EXERCISE REQUIREMENTS: Reproduce the listing's lines verbatim, starting with the line that contains "566, 525, 586]" and ending after the line that contains "752, 1316, 766]".

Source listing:
───

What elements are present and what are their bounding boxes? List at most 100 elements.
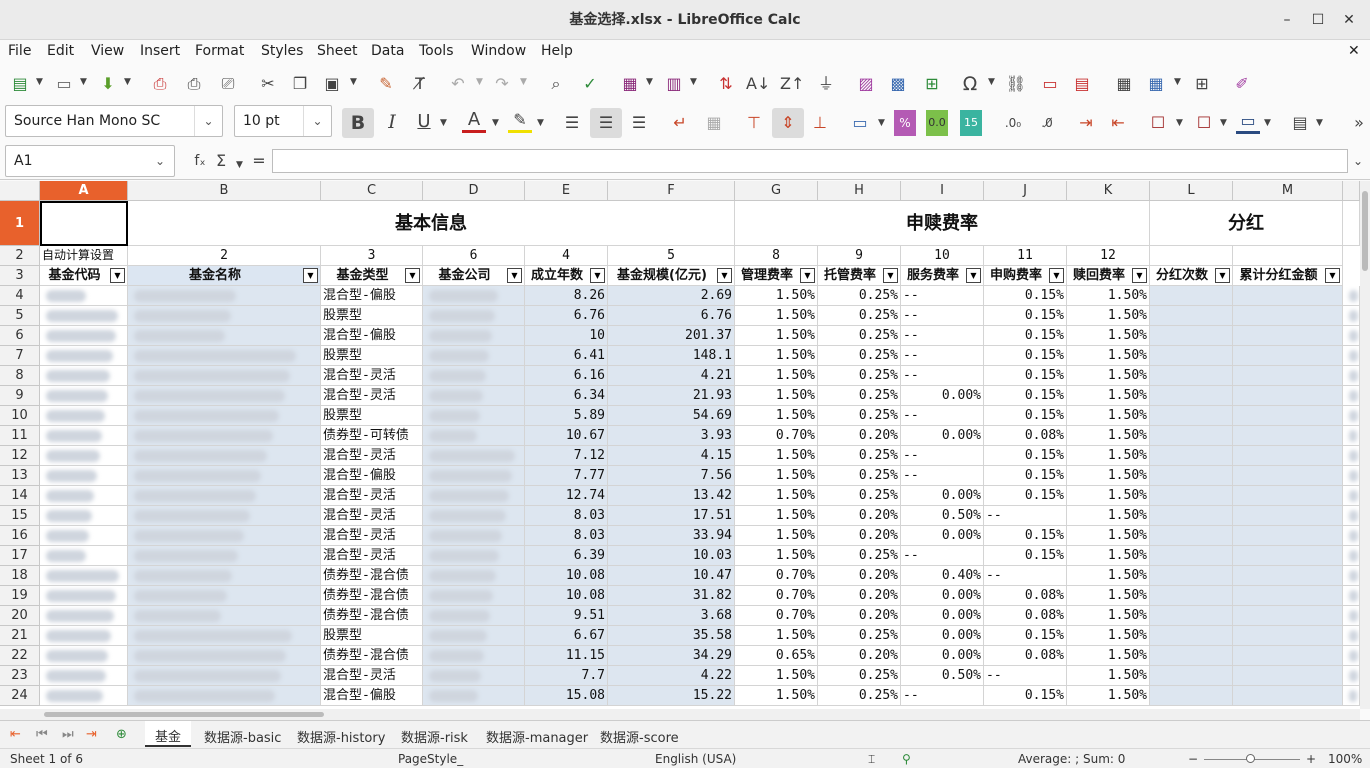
fund-company-cell[interactable]	[423, 566, 525, 586]
dividend-count-cell[interactable]	[1150, 286, 1233, 306]
split-window-icon[interactable]: ⊞	[1190, 71, 1214, 97]
chevron-down-icon[interactable]: ▼	[476, 77, 483, 87]
selection-summary[interactable]: Average: ; Sum: 0	[1018, 752, 1125, 766]
fund-name-cell[interactable]	[128, 306, 321, 326]
zoom-in-icon[interactable]: +	[1306, 752, 1316, 766]
fund-size-cell[interactable]: 54.69	[608, 406, 735, 426]
row-header[interactable]: 4	[0, 286, 40, 306]
header-mgmt-fee[interactable]: 管理费率 ▼	[735, 266, 818, 286]
service-fee-cell[interactable]: 0.40%	[901, 566, 984, 586]
comment-icon[interactable]: ▭	[1038, 71, 1062, 97]
cell[interactable]	[1343, 586, 1360, 606]
row-header[interactable]: 8	[0, 366, 40, 386]
service-fee-cell[interactable]: --	[901, 286, 984, 306]
sheet-tab[interactable]: 数据源-manager	[486, 727, 588, 746]
subscription-fee-cell[interactable]: 0.15%	[984, 286, 1067, 306]
custody-fee-cell[interactable]: 0.20%	[818, 586, 901, 606]
fund-size-cell[interactable]: 34.29	[608, 646, 735, 666]
dividend-total-cell[interactable]	[1233, 566, 1343, 586]
open-folder-icon[interactable]: ▭	[52, 71, 76, 97]
column-icon[interactable]: ▥	[662, 71, 686, 97]
chevron-down-icon[interactable]: ▼	[236, 160, 243, 170]
dividend-count-cell[interactable]	[1150, 466, 1233, 486]
chevron-down-icon[interactable]: ▼	[520, 77, 527, 87]
row-header[interactable]: 13	[0, 466, 40, 486]
redemption-fee-cell[interactable]: 1.50%	[1067, 486, 1150, 506]
subscription-fee-cell[interactable]: --	[984, 506, 1067, 526]
chevron-down-icon[interactable]: ▼	[1176, 118, 1183, 128]
fund-company-cell[interactable]	[423, 586, 525, 606]
menu-window[interactable]: Window	[471, 43, 526, 59]
cell[interactable]	[1343, 506, 1360, 526]
autofilter-dropdown-icon[interactable]: ▼	[800, 268, 815, 283]
freeze-rows-icon[interactable]: ▦	[1144, 71, 1168, 97]
dividend-total-cell[interactable]	[1233, 546, 1343, 566]
setting-cell[interactable]: 12	[1067, 246, 1150, 266]
fund-company-cell[interactable]	[423, 626, 525, 646]
fund-size-cell[interactable]: 3.93	[608, 426, 735, 446]
paste-icon[interactable]: ▣	[320, 71, 344, 97]
border-color-icon[interactable]: ▭	[1236, 110, 1260, 134]
custody-fee-cell[interactable]: 0.25%	[818, 686, 901, 706]
fund-name-cell[interactable]	[128, 666, 321, 686]
custody-fee-cell[interactable]: 0.25%	[818, 306, 901, 326]
cell[interactable]	[1343, 366, 1360, 386]
bold-icon[interactable]: B	[342, 108, 374, 138]
fund-code-cell[interactable]	[40, 286, 128, 306]
zoom-slider-thumb[interactable]	[1246, 754, 1255, 763]
mgmt-fee-cell[interactable]: 1.50%	[735, 346, 818, 366]
custody-fee-cell[interactable]: 0.20%	[818, 566, 901, 586]
close-document-button[interactable]: ✕	[1348, 43, 1360, 59]
fund-code-cell[interactable]	[40, 446, 128, 466]
fund-size-cell[interactable]: 148.1	[608, 346, 735, 366]
custody-fee-cell[interactable]: 0.25%	[818, 626, 901, 646]
cell[interactable]	[1343, 626, 1360, 646]
fund-type-cell[interactable]: 混合型-偏股	[321, 686, 423, 706]
service-fee-cell[interactable]: --	[901, 326, 984, 346]
fund-name-cell[interactable]	[128, 546, 321, 566]
subscription-fee-cell[interactable]: 0.15%	[984, 406, 1067, 426]
mgmt-fee-cell[interactable]: 1.50%	[735, 486, 818, 506]
scrollbar-thumb[interactable]	[44, 712, 324, 717]
fund-name-cell[interactable]	[128, 426, 321, 446]
years-cell[interactable]: 7.12	[525, 446, 608, 466]
row-header[interactable]: 20	[0, 606, 40, 626]
autofilter-dropdown-icon[interactable]: ▼	[405, 268, 420, 283]
service-fee-cell[interactable]: 0.00%	[901, 386, 984, 406]
redemption-fee-cell[interactable]: 1.50%	[1067, 626, 1150, 646]
redemption-fee-cell[interactable]: 1.50%	[1067, 366, 1150, 386]
fund-size-cell[interactable]: 201.37	[608, 326, 735, 346]
row-header[interactable]: 11	[0, 426, 40, 446]
sort-ascending-icon[interactable]: A↓	[746, 71, 770, 97]
dividend-total-cell[interactable]	[1233, 386, 1343, 406]
service-fee-cell[interactable]: --	[901, 686, 984, 706]
zoom-level[interactable]: 100%	[1328, 752, 1362, 766]
chevron-down-icon[interactable]: ▼	[1264, 118, 1271, 128]
fund-name-cell[interactable]	[128, 446, 321, 466]
chevron-down-icon[interactable]: ⌄	[303, 106, 331, 136]
dividend-total-cell[interactable]	[1233, 506, 1343, 526]
previous-sheet-icon[interactable]: ⏮	[36, 727, 48, 742]
custody-fee-cell[interactable]: 0.25%	[818, 366, 901, 386]
export-pdf-icon[interactable]: ⎙	[148, 71, 172, 97]
font-name-combo[interactable]: Source Han Mono SC ⌄	[5, 105, 223, 137]
dividend-count-cell[interactable]	[1150, 326, 1233, 346]
fund-company-cell[interactable]	[423, 326, 525, 346]
cell[interactable]	[1343, 566, 1360, 586]
row-header[interactable]: 7	[0, 346, 40, 366]
dividend-count-cell[interactable]	[1150, 626, 1233, 646]
chevron-down-icon[interactable]: ▼	[124, 77, 131, 87]
cell[interactable]	[1343, 686, 1360, 706]
years-cell[interactable]: 6.41	[525, 346, 608, 366]
fund-size-cell[interactable]: 10.47	[608, 566, 735, 586]
align-right-icon[interactable]: ☰	[627, 110, 651, 136]
cell[interactable]	[1343, 406, 1360, 426]
fund-code-cell[interactable]	[40, 586, 128, 606]
mgmt-fee-cell[interactable]: 0.70%	[735, 586, 818, 606]
subscription-fee-cell[interactable]: 0.15%	[984, 486, 1067, 506]
column-header-f[interactable]: F	[608, 181, 735, 201]
row-header[interactable]: 2	[0, 246, 40, 266]
border-style-icon[interactable]: ☐	[1192, 110, 1216, 136]
cell[interactable]	[1343, 526, 1360, 546]
fund-name-cell[interactable]	[128, 626, 321, 646]
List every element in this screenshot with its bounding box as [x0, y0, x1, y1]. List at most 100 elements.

───

OUTPUT FOR THIS TASK:
fund-company-cell[interactable]	[423, 566, 525, 586]
dividend-count-cell[interactable]	[1150, 286, 1233, 306]
split-window-icon[interactable]: ⊞	[1190, 71, 1214, 97]
chevron-down-icon[interactable]: ▼	[476, 77, 483, 87]
selection-summary[interactable]: Average: ; Sum: 0	[1018, 752, 1125, 766]
fund-name-cell[interactable]	[128, 306, 321, 326]
zoom-in-icon[interactable]: +	[1306, 752, 1316, 766]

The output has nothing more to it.